**INSTRUCTION:**
Without the pictures, return all of the material exactly as written.

**Chart and figure data:**
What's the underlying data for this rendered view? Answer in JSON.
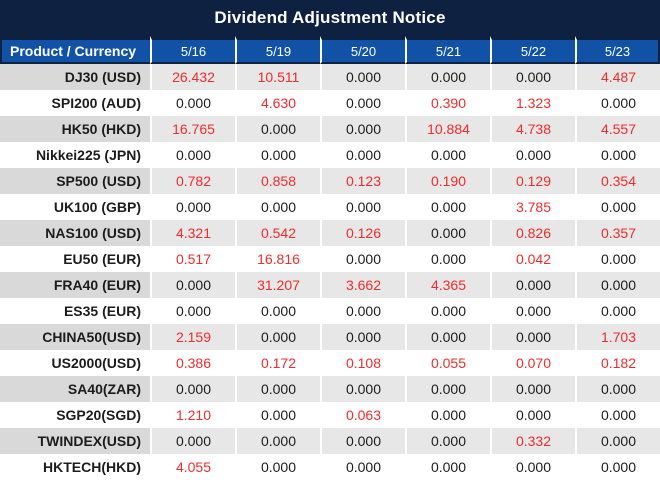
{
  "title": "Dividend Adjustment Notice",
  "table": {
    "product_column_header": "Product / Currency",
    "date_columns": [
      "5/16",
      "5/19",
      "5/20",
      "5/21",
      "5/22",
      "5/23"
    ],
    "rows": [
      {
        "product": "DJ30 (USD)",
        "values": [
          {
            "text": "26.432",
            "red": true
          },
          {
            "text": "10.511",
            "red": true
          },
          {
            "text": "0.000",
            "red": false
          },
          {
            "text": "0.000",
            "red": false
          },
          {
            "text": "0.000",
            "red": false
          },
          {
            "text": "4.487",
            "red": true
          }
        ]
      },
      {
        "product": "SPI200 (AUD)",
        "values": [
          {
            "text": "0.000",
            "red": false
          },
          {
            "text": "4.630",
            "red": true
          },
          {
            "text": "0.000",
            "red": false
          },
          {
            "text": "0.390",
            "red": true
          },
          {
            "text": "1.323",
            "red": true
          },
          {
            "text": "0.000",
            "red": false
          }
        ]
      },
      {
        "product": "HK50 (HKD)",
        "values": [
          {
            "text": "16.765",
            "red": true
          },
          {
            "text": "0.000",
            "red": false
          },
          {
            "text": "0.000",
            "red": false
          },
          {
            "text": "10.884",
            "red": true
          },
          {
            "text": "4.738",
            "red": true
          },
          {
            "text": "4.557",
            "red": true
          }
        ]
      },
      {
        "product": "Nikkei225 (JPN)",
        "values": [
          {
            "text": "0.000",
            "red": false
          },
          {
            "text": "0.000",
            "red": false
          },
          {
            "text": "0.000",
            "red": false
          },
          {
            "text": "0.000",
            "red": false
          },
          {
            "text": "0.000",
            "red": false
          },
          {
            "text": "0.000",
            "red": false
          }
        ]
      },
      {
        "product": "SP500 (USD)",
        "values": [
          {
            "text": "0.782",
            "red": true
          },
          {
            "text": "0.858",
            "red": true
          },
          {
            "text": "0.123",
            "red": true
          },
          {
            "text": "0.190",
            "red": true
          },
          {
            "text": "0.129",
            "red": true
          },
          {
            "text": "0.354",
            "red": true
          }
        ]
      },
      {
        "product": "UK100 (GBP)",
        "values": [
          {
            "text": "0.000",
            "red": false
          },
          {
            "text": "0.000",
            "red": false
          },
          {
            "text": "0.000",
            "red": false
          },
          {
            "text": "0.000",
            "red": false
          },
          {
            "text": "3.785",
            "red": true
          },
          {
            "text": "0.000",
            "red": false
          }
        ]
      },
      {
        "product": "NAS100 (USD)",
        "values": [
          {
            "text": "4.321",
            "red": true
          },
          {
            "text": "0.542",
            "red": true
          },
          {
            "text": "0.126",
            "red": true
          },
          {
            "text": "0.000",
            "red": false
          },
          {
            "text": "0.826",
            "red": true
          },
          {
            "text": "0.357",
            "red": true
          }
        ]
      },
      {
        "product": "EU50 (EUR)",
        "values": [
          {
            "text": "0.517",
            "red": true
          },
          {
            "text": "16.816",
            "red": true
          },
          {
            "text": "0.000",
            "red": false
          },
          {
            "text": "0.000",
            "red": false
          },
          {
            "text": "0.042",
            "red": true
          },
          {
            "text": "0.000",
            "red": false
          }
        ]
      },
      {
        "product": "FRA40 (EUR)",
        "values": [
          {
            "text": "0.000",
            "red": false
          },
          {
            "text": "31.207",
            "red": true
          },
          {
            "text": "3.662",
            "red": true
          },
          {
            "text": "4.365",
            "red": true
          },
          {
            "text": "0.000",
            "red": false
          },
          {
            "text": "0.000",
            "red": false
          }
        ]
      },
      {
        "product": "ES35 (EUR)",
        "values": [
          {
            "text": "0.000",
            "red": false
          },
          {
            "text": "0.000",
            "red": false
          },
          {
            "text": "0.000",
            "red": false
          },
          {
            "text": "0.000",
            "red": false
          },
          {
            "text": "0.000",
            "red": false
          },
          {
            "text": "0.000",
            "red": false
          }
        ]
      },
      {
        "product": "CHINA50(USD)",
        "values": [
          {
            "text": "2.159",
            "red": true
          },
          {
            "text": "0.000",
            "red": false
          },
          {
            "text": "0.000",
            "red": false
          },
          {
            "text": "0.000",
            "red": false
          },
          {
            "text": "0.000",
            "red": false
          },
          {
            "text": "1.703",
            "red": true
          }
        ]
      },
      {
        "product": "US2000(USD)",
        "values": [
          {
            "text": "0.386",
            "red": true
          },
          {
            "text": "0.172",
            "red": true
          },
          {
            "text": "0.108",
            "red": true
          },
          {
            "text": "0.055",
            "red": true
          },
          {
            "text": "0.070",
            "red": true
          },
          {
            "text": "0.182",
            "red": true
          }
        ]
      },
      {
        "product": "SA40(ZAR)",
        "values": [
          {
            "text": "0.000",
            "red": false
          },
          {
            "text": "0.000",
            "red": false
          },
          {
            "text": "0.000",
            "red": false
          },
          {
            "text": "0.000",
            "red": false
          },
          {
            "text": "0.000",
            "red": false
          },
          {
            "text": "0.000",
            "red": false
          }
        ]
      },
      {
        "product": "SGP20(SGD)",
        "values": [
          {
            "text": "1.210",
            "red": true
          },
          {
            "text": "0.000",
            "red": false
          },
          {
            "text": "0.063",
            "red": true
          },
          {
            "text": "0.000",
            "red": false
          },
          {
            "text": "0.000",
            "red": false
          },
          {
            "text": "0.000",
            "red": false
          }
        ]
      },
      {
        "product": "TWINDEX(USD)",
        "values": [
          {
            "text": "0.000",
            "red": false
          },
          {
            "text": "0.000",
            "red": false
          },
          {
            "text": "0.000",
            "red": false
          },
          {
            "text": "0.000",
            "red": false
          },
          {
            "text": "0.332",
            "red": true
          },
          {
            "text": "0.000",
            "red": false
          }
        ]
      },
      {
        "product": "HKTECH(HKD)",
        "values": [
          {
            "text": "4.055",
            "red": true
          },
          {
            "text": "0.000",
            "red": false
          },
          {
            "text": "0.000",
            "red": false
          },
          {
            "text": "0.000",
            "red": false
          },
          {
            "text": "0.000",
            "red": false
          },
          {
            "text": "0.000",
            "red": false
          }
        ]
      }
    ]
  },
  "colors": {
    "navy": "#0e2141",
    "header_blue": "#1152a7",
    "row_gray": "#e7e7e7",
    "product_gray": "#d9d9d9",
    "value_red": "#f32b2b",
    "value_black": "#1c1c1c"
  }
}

**SOLUTION TO THIS TASK:**
What's the underlying data for this rendered view? Answer in JSON.
{
  "title": "Dividend Adjustment Notice",
  "table": {
    "product_column_header": "Product / Currency",
    "date_columns": [
      "5/16",
      "5/19",
      "5/20",
      "5/21",
      "5/22",
      "5/23"
    ],
    "rows": [
      {
        "product": "DJ30 (USD)",
        "values": [
          {
            "text": "26.432",
            "red": true
          },
          {
            "text": "10.511",
            "red": true
          },
          {
            "text": "0.000",
            "red": false
          },
          {
            "text": "0.000",
            "red": false
          },
          {
            "text": "0.000",
            "red": false
          },
          {
            "text": "4.487",
            "red": true
          }
        ]
      },
      {
        "product": "SPI200 (AUD)",
        "values": [
          {
            "text": "0.000",
            "red": false
          },
          {
            "text": "4.630",
            "red": true
          },
          {
            "text": "0.000",
            "red": false
          },
          {
            "text": "0.390",
            "red": true
          },
          {
            "text": "1.323",
            "red": true
          },
          {
            "text": "0.000",
            "red": false
          }
        ]
      },
      {
        "product": "HK50 (HKD)",
        "values": [
          {
            "text": "16.765",
            "red": true
          },
          {
            "text": "0.000",
            "red": false
          },
          {
            "text": "0.000",
            "red": false
          },
          {
            "text": "10.884",
            "red": true
          },
          {
            "text": "4.738",
            "red": true
          },
          {
            "text": "4.557",
            "red": true
          }
        ]
      },
      {
        "product": "Nikkei225 (JPN)",
        "values": [
          {
            "text": "0.000",
            "red": false
          },
          {
            "text": "0.000",
            "red": false
          },
          {
            "text": "0.000",
            "red": false
          },
          {
            "text": "0.000",
            "red": false
          },
          {
            "text": "0.000",
            "red": false
          },
          {
            "text": "0.000",
            "red": false
          }
        ]
      },
      {
        "product": "SP500 (USD)",
        "values": [
          {
            "text": "0.782",
            "red": true
          },
          {
            "text": "0.858",
            "red": true
          },
          {
            "text": "0.123",
            "red": true
          },
          {
            "text": "0.190",
            "red": true
          },
          {
            "text": "0.129",
            "red": true
          },
          {
            "text": "0.354",
            "red": true
          }
        ]
      },
      {
        "product": "UK100 (GBP)",
        "values": [
          {
            "text": "0.000",
            "red": false
          },
          {
            "text": "0.000",
            "red": false
          },
          {
            "text": "0.000",
            "red": false
          },
          {
            "text": "0.000",
            "red": false
          },
          {
            "text": "3.785",
            "red": true
          },
          {
            "text": "0.000",
            "red": false
          }
        ]
      },
      {
        "product": "NAS100 (USD)",
        "values": [
          {
            "text": "4.321",
            "red": true
          },
          {
            "text": "0.542",
            "red": true
          },
          {
            "text": "0.126",
            "red": true
          },
          {
            "text": "0.000",
            "red": false
          },
          {
            "text": "0.826",
            "red": true
          },
          {
            "text": "0.357",
            "red": true
          }
        ]
      },
      {
        "product": "EU50 (EUR)",
        "values": [
          {
            "text": "0.517",
            "red": true
          },
          {
            "text": "16.816",
            "red": true
          },
          {
            "text": "0.000",
            "red": false
          },
          {
            "text": "0.000",
            "red": false
          },
          {
            "text": "0.042",
            "red": true
          },
          {
            "text": "0.000",
            "red": false
          }
        ]
      },
      {
        "product": "FRA40 (EUR)",
        "values": [
          {
            "text": "0.000",
            "red": false
          },
          {
            "text": "31.207",
            "red": true
          },
          {
            "text": "3.662",
            "red": true
          },
          {
            "text": "4.365",
            "red": true
          },
          {
            "text": "0.000",
            "red": false
          },
          {
            "text": "0.000",
            "red": false
          }
        ]
      },
      {
        "product": "ES35 (EUR)",
        "values": [
          {
            "text": "0.000",
            "red": false
          },
          {
            "text": "0.000",
            "red": false
          },
          {
            "text": "0.000",
            "red": false
          },
          {
            "text": "0.000",
            "red": false
          },
          {
            "text": "0.000",
            "red": false
          },
          {
            "text": "0.000",
            "red": false
          }
        ]
      },
      {
        "product": "CHINA50(USD)",
        "values": [
          {
            "text": "2.159",
            "red": true
          },
          {
            "text": "0.000",
            "red": false
          },
          {
            "text": "0.000",
            "red": false
          },
          {
            "text": "0.000",
            "red": false
          },
          {
            "text": "0.000",
            "red": false
          },
          {
            "text": "1.703",
            "red": true
          }
        ]
      },
      {
        "product": "US2000(USD)",
        "values": [
          {
            "text": "0.386",
            "red": true
          },
          {
            "text": "0.172",
            "red": true
          },
          {
            "text": "0.108",
            "red": true
          },
          {
            "text": "0.055",
            "red": true
          },
          {
            "text": "0.070",
            "red": true
          },
          {
            "text": "0.182",
            "red": true
          }
        ]
      },
      {
        "product": "SA40(ZAR)",
        "values": [
          {
            "text": "0.000",
            "red": false
          },
          {
            "text": "0.000",
            "red": false
          },
          {
            "text": "0.000",
            "red": false
          },
          {
            "text": "0.000",
            "red": false
          },
          {
            "text": "0.000",
            "red": false
          },
          {
            "text": "0.000",
            "red": false
          }
        ]
      },
      {
        "product": "SGP20(SGD)",
        "values": [
          {
            "text": "1.210",
            "red": true
          },
          {
            "text": "0.000",
            "red": false
          },
          {
            "text": "0.063",
            "red": true
          },
          {
            "text": "0.000",
            "red": false
          },
          {
            "text": "0.000",
            "red": false
          },
          {
            "text": "0.000",
            "red": false
          }
        ]
      },
      {
        "product": "TWINDEX(USD)",
        "values": [
          {
            "text": "0.000",
            "red": false
          },
          {
            "text": "0.000",
            "red": false
          },
          {
            "text": "0.000",
            "red": false
          },
          {
            "text": "0.000",
            "red": false
          },
          {
            "text": "0.332",
            "red": true
          },
          {
            "text": "0.000",
            "red": false
          }
        ]
      },
      {
        "product": "HKTECH(HKD)",
        "values": [
          {
            "text": "4.055",
            "red": true
          },
          {
            "text": "0.000",
            "red": false
          },
          {
            "text": "0.000",
            "red": false
          },
          {
            "text": "0.000",
            "red": false
          },
          {
            "text": "0.000",
            "red": false
          },
          {
            "text": "0.000",
            "red": false
          }
        ]
      }
    ]
  },
  "colors": {
    "navy": "#0e2141",
    "header_blue": "#1152a7",
    "row_gray": "#e7e7e7",
    "product_gray": "#d9d9d9",
    "value_red": "#f32b2b",
    "value_black": "#1c1c1c"
  }
}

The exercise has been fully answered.